■ Stated task
Transcribe every entry word for word, leaving out all images.

■ Material provided
----------------------------------------
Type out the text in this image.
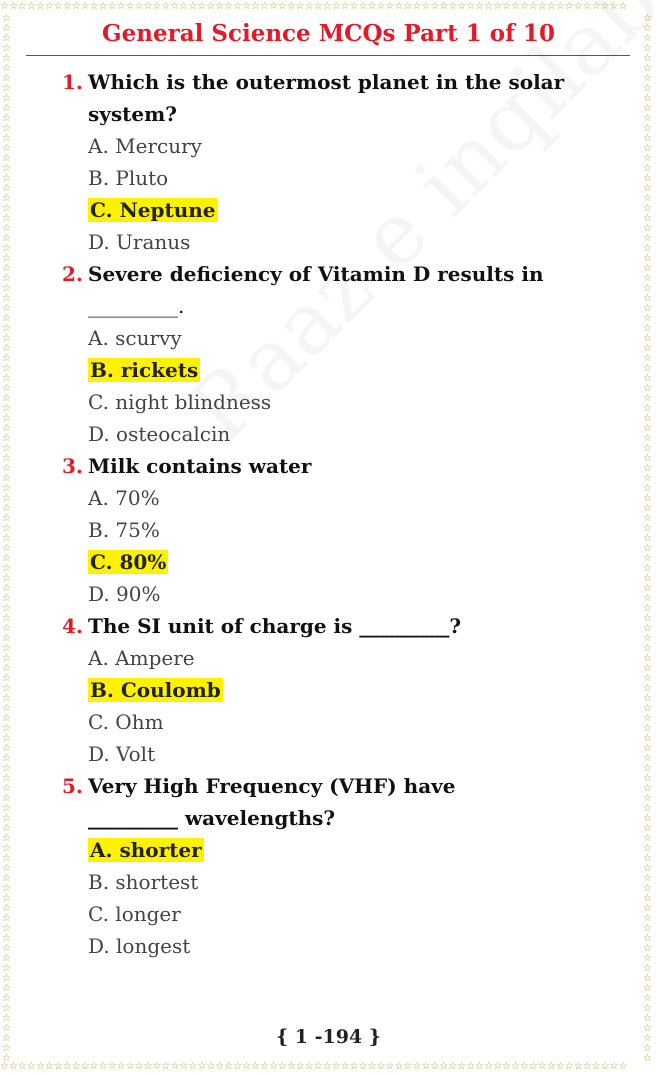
☆☆☆☆☆☆☆☆☆☆☆☆☆☆☆☆☆☆☆☆☆☆☆☆☆☆☆☆☆☆☆☆☆☆☆☆☆☆☆☆☆☆☆☆☆☆☆☆☆☆☆☆☆☆☆☆☆☆☆☆☆☆☆☆☆☆☆☆☆☆
☆☆☆☆☆☆☆☆☆☆☆☆☆☆☆☆☆☆☆☆☆☆☆☆☆☆☆☆☆☆☆☆☆☆☆☆☆☆☆☆☆☆☆☆☆☆☆☆☆☆☆☆☆☆☆☆☆☆☆☆☆☆☆☆☆☆☆☆☆☆
☆☆☆☆☆☆☆☆☆☆☆☆☆☆☆☆☆☆☆☆☆☆☆☆☆☆☆☆☆☆☆☆☆☆☆☆☆☆☆☆☆☆☆☆☆☆☆☆☆☆☆☆☆☆☆☆☆☆☆☆☆☆☆☆☆☆☆☆☆☆☆☆☆☆☆☆☆☆☆☆☆☆☆☆☆☆☆☆☆☆☆☆☆☆☆☆☆☆☆☆☆☆☆☆☆
☆☆☆☆☆☆☆☆☆☆☆☆☆☆☆☆☆☆☆☆☆☆☆☆☆☆☆☆☆☆☆☆☆☆☆☆☆☆☆☆☆☆☆☆☆☆☆☆☆☆☆☆☆☆☆☆☆☆☆☆☆☆☆☆☆☆☆☆☆☆☆☆☆☆☆☆☆☆☆☆☆☆☆☆☆☆☆☆☆☆☆☆☆☆☆☆☆☆☆☆☆☆☆☆☆
General Science MCQs Part 1 of 10
1. Which is the outermost planet in the solar system?
A. Mercury
B. Pluto
C. Neptune
D. Uranus
2. Severe deficiency of Vitamin D results in
_________.
A. scurvy
B. rickets
C. night blindness
D. osteocalcin
3. Milk contains water
A. 70%
B. 75%
C. 80%
D. 90%
4. The SI unit of charge is _________?
A. Ampere
B. Coulomb
C. Ohm
D. Volt
5. Very High Frequency (VHF) have _________ wavelengths?
A. shorter
B. shortest
C. longer
D. longest
{ 1 -194 }
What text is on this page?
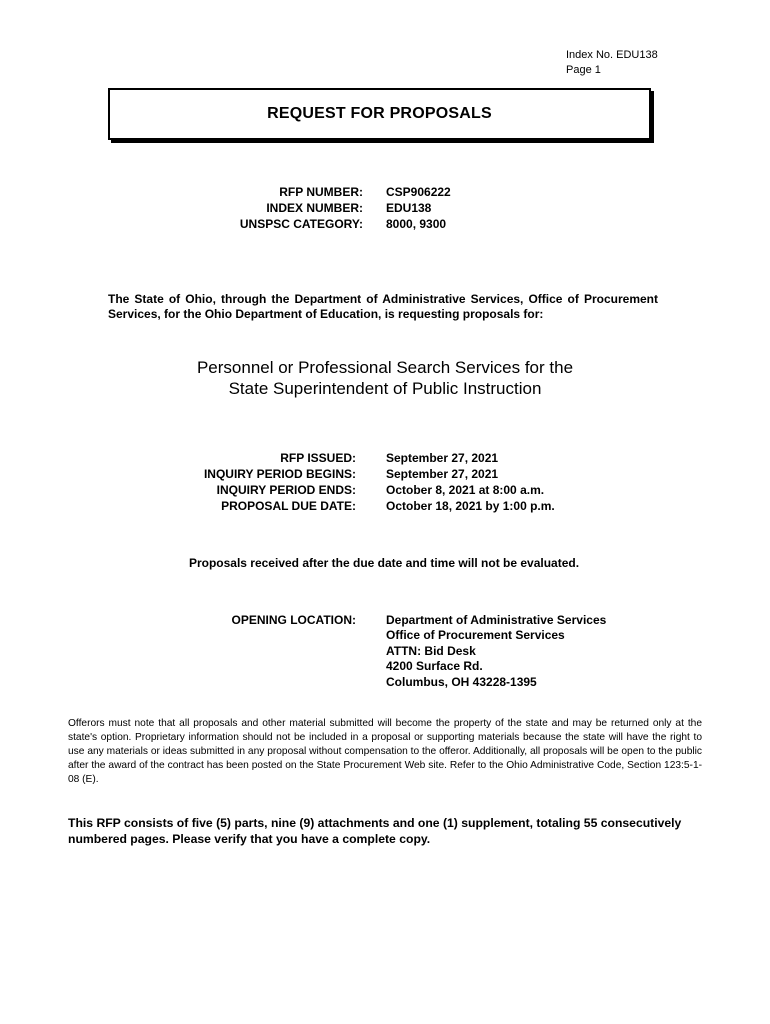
Index No. EDU138
Page 1
REQUEST FOR PROPOSALS
RFP NUMBER: CSP906222
INDEX NUMBER: EDU138
UNSPSC CATEGORY: 8000, 9300
The State of Ohio, through the Department of Administrative Services, Office of Procurement Services, for the Ohio Department of Education, is requesting proposals for:
Personnel or Professional Search Services for the
State Superintendent of Public Instruction
RFP ISSUED:	September 27, 2021
INQUIRY PERIOD BEGINS:	September 27, 2021
INQUIRY PERIOD ENDS:	October 8, 2021 at 8:00 a.m.
PROPOSAL DUE DATE:	October 18, 2021 by 1:00 p.m.
Proposals received after the due date and time will not be evaluated.
OPENING LOCATION:	Department of Administrative Services
Office of Procurement Services
ATTN: Bid Desk
4200 Surface Rd.
Columbus, OH 43228-1395
Offerors must note that all proposals and other material submitted will become the property of the state and may be returned only at the state's option. Proprietary information should not be included in a proposal or supporting materials because the state will have the right to use any materials or ideas submitted in any proposal without compensation to the offeror. Additionally, all proposals will be open to the public after the award of the contract has been posted on the State Procurement Web site. Refer to the Ohio Administrative Code, Section 123:5-1-08 (E).
This RFP consists of five (5) parts, nine (9) attachments and one (1) supplement, totaling 55 consecutively numbered pages. Please verify that you have a complete copy.
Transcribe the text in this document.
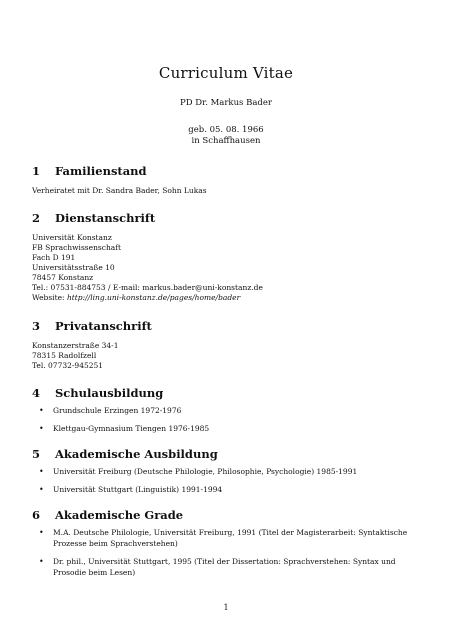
Curriculum Vitae
PD Dr. Markus Bader
geb. 05. 08. 1966
in Schaffhausen
1 Familienstand
Verheiratet mit Dr. Sandra Bader, Sohn Lukas
2 Dienstanschrift
Universität Konstanz
FB Sprachwissenschaft
Fach D 191
Universitätsstraße 10
78457 Konstanz
Tel.: 07531-884753 / E-mail: markus.bader@uni-konstanz.de
Website: http://ling.uni-konstanz.de/pages/home/bader
3 Privatanschrift
Konstanzerstraße 34-1
78315 Radolfzell
Tel. 07732-945251
4 Schulausbildung
• Grundschule Erzingen 1972-1976
• Klettgau-Gymnasium Tiengen 1976-1985
5 Akademische Ausbildung
• Universität Freiburg (Deutsche Philologie, Philosophie, Psychologie) 1985-1991
• Universität Stuttgart (Linguistik) 1991-1994
6 Akademische Grade
• M.A. Deutsche Philologie, Universität Freiburg, 1991 (Titel der Magisterarbeit: Syntaktische Prozesse beim Sprachverstehen)
• Dr. phil., Universität Stuttgart, 1995 (Titel der Dissertation: Sprachverstehen: Syntax und Prosodie beim Lesen)
1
----------------------------------------
■ Result
Type out the text in this image.
☆☆☆☆☆☆☆☆☆☆☆☆☆☆☆☆☆☆☆☆☆☆☆☆☆☆☆☆☆☆☆☆☆☆☆☆☆☆☆☆☆☆☆☆☆☆☆☆☆☆☆☆☆☆☆☆☆☆☆☆☆☆☆☆☆☆☆☆☆☆
☆☆☆☆☆☆☆☆☆☆☆☆☆☆☆☆☆☆☆☆☆☆☆☆☆☆☆☆☆☆☆☆☆☆☆☆☆☆☆☆☆☆☆☆☆☆☆☆☆☆☆☆☆☆☆☆☆☆☆☆☆☆☆☆☆☆☆☆☆☆
☆☆☆☆☆☆☆☆☆☆☆☆☆☆☆☆☆☆☆☆☆☆☆☆☆☆☆☆☆☆☆☆☆☆☆☆☆☆☆☆☆☆☆☆☆☆☆☆☆☆☆☆☆☆☆☆☆☆☆☆☆☆☆☆☆☆☆☆☆☆☆☆☆☆☆☆☆☆☆☆☆☆☆☆☆☆☆☆☆☆☆☆☆☆☆☆☆☆☆☆☆☆☆☆☆
☆☆☆☆☆☆☆☆☆☆☆☆☆☆☆☆☆☆☆☆☆☆☆☆☆☆☆☆☆☆☆☆☆☆☆☆☆☆☆☆☆☆☆☆☆☆☆☆☆☆☆☆☆☆☆☆☆☆☆☆☆☆☆☆☆☆☆☆☆☆☆☆☆☆☆☆☆☆☆☆☆☆☆☆☆☆☆☆☆☆☆☆☆☆☆☆☆☆☆☆☆☆☆☆☆
General Science MCQs Part 1 of 10
1. Which is the outermost planet in the solar system?
A. Mercury
B. Pluto
C. Neptune
D. Uranus
2. Severe deficiency of Vitamin D results in
_________.
A. scurvy
B. rickets
C. night blindness
D. osteocalcin
3. Milk contains water
A. 70%
B. 75%
C. 80%
D. 90%
4. The SI unit of charge is _________?
A. Ampere
B. Coulomb
C. Ohm
D. Volt
5. Very High Frequency (VHF) have _________ wavelengths?
A. shorter
B. shortest
C. longer
D. longest
{ 1 -194 }
What text is on this page?
Index No. EDU138
Page 1
REQUEST FOR PROPOSALS
RFP NUMBER: CSP906222
INDEX NUMBER: EDU138
UNSPSC CATEGORY: 8000, 9300
The State of Ohio, through the Department of Administrative Services, Office of Procurement Services, for the Ohio Department of Education, is requesting proposals for:
Personnel or Professional Search Services for the
State Superintendent of Public Instruction
RFP ISSUED:	September 27, 2021
INQUIRY PERIOD BEGINS:	September 27, 2021
INQUIRY PERIOD ENDS:	October 8, 2021 at 8:00 a.m.
PROPOSAL DUE DATE:	October 18, 2021 by 1:00 p.m.
Proposals received after the due date and time will not be evaluated.
OPENING LOCATION:	Department of Administrative Services
Office of Procurement Services
ATTN: Bid Desk
4200 Surface Rd.
Columbus, OH 43228-1395
Offerors must note that all proposals and other material submitted will become the property of the state and may be returned only at the state's option. Proprietary information should not be included in a proposal or supporting materials because the state will have the right to use any materials or ideas submitted in any proposal without compensation to the offeror. Additionally, all proposals will be open to the public after the award of the contract has been posted on the State Procurement Web site. Refer to the Ohio Administrative Code, Section 123:5-1-08 (E).
This RFP consists of five (5) parts, nine (9) attachments and one (1) supplement, totaling 55 consecutively numbered pages. Please verify that you have a complete copy.
Transcribe the text in this document.
Curriculum Vitae
PD Dr. Markus Bader
geb. 05. 08. 1966
in Schaffhausen
1 Familienstand
Verheiratet mit Dr. Sandra Bader, Sohn Lukas
2 Dienstanschrift
Universität Konstanz
FB Sprachwissenschaft
Fach D 191
Universitätsstraße 10
78457 Konstanz
Tel.: 07531-884753 / E-mail: markus.bader@uni-konstanz.de
Website: http://ling.uni-konstanz.de/pages/home/bader
3 Privatanschrift
Konstanzerstraße 34-1
78315 Radolfzell
Tel. 07732-945251
4 Schulausbildung
• Grundschule Erzingen 1972-1976
• Klettgau-Gymnasium Tiengen 1976-1985
5 Akademische Ausbildung
• Universität Freiburg (Deutsche Philologie, Philosophie, Psychologie) 1985-1991
• Universität Stuttgart (Linguistik) 1991-1994
6 Akademische Grade
• M.A. Deutsche Philologie, Universität Freiburg, 1991 (Titel der Magisterarbeit: Syntaktische Prozesse beim Sprachverstehen)
• Dr. phil., Universität Stuttgart, 1995 (Titel der Dissertation: Sprachverstehen: Syntax und Prosodie beim Lesen)
1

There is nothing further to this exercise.